(TASK STATEMENT) Show all lines that include the string "referred"; copy each one.

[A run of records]
begin

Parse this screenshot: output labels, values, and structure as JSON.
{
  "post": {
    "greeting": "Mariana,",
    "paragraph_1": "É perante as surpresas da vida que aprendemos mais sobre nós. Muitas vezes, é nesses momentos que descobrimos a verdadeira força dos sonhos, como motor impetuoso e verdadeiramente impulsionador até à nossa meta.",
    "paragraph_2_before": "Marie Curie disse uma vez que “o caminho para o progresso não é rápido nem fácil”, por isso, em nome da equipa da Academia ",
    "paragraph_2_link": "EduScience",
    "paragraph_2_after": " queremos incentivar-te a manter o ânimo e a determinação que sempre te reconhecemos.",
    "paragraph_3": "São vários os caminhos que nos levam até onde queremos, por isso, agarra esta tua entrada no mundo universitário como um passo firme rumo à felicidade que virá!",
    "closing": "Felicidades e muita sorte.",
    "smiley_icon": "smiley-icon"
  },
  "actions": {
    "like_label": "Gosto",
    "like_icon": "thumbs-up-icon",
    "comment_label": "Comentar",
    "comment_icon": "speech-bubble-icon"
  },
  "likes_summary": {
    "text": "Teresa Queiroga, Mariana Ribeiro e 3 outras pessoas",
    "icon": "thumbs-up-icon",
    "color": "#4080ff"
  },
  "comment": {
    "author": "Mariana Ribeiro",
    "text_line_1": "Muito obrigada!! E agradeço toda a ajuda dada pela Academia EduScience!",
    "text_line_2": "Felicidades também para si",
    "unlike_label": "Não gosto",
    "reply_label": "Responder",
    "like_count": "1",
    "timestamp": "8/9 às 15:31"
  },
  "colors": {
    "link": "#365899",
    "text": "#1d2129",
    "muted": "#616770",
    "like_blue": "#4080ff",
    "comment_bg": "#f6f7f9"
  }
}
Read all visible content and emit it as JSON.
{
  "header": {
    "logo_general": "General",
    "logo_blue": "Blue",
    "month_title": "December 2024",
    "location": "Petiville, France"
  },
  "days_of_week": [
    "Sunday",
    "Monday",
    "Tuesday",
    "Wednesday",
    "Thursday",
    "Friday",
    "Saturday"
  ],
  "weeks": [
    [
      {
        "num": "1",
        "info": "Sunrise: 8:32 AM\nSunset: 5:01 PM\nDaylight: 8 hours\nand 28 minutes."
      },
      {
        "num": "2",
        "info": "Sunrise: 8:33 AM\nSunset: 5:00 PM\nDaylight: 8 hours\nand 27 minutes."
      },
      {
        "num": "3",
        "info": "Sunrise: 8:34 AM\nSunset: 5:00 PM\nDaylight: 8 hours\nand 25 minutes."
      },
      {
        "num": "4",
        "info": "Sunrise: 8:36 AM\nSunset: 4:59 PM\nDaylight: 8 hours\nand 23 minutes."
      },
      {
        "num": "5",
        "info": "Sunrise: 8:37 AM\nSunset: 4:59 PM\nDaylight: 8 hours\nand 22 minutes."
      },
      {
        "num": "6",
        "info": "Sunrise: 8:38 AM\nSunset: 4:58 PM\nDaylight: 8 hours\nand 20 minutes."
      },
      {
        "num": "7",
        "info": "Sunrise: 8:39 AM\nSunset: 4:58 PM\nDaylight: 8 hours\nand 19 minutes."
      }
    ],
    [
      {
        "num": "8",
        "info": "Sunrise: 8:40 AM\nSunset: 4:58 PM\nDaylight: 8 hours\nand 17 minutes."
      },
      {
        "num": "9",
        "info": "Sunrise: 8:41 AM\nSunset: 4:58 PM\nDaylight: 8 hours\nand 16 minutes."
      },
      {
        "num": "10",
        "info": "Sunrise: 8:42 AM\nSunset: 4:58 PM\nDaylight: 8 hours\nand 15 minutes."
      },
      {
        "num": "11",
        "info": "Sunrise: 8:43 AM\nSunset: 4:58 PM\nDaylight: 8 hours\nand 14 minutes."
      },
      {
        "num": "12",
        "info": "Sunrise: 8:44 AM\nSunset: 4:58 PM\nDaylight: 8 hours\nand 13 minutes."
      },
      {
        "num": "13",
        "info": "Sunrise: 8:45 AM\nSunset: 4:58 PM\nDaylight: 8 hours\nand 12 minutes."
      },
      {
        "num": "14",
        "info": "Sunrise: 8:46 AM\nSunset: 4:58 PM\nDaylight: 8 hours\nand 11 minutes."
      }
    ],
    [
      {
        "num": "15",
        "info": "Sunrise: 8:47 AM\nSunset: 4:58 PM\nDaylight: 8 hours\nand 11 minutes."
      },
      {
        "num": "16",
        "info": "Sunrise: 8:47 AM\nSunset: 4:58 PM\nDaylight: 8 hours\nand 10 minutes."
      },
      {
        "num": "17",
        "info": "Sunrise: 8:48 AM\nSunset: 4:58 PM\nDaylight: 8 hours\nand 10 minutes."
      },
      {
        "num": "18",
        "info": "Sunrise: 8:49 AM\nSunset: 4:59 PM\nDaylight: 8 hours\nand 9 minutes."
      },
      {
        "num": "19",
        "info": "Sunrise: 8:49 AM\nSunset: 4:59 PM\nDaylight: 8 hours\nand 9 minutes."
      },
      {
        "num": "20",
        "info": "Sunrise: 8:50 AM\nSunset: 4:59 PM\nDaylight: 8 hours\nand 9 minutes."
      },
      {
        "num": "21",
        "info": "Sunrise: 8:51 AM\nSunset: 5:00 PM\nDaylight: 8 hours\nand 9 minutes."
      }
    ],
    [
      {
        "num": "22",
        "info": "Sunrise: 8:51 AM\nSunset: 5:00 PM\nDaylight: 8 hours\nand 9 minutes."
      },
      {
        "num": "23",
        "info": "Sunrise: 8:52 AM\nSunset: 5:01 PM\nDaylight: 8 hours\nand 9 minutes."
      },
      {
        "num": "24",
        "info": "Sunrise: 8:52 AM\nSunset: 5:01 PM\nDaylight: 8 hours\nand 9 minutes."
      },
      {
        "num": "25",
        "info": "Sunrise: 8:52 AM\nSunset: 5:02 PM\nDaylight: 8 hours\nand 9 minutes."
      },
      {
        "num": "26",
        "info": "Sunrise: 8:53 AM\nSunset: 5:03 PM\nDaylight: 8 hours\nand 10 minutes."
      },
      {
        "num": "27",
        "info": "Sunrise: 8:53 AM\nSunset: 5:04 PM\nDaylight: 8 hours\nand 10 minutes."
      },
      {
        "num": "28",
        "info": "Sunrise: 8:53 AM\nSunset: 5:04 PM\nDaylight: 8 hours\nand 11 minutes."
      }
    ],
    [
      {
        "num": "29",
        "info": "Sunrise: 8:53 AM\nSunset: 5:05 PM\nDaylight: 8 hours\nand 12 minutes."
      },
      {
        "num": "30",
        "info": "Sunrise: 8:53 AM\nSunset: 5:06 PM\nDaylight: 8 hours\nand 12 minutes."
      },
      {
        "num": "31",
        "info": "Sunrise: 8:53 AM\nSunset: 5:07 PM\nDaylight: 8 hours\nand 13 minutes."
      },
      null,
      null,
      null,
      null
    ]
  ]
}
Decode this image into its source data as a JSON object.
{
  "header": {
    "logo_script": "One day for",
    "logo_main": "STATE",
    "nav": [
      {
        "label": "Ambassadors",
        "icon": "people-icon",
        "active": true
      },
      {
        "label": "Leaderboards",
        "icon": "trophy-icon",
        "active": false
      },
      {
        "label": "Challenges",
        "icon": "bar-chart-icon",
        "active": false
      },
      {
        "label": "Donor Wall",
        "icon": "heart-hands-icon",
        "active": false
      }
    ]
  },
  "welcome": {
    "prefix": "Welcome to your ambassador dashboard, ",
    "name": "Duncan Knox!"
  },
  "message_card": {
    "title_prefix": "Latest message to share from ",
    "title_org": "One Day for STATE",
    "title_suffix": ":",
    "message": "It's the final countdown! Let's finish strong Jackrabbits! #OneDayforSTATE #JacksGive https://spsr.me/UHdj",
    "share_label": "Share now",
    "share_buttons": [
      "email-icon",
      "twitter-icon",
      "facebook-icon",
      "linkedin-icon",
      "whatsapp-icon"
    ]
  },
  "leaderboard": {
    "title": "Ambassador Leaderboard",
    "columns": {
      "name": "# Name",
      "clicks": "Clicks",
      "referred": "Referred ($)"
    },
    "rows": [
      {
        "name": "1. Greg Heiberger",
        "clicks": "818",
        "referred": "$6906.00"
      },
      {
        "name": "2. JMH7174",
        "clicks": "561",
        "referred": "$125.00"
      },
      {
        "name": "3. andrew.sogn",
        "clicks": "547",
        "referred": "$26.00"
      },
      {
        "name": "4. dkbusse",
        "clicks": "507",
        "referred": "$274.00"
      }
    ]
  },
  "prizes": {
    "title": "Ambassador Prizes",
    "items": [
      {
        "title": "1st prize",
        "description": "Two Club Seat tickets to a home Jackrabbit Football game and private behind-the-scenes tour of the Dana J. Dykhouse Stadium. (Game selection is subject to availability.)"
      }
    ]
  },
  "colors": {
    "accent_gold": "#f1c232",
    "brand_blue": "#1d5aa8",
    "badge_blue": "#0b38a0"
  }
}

end

(RESULT)
      "referred": "Referred ($)"
        "referred": "$6906.00"
        "referred": "$125.00"
        "referred": "$26.00"
        "referred": "$274.00"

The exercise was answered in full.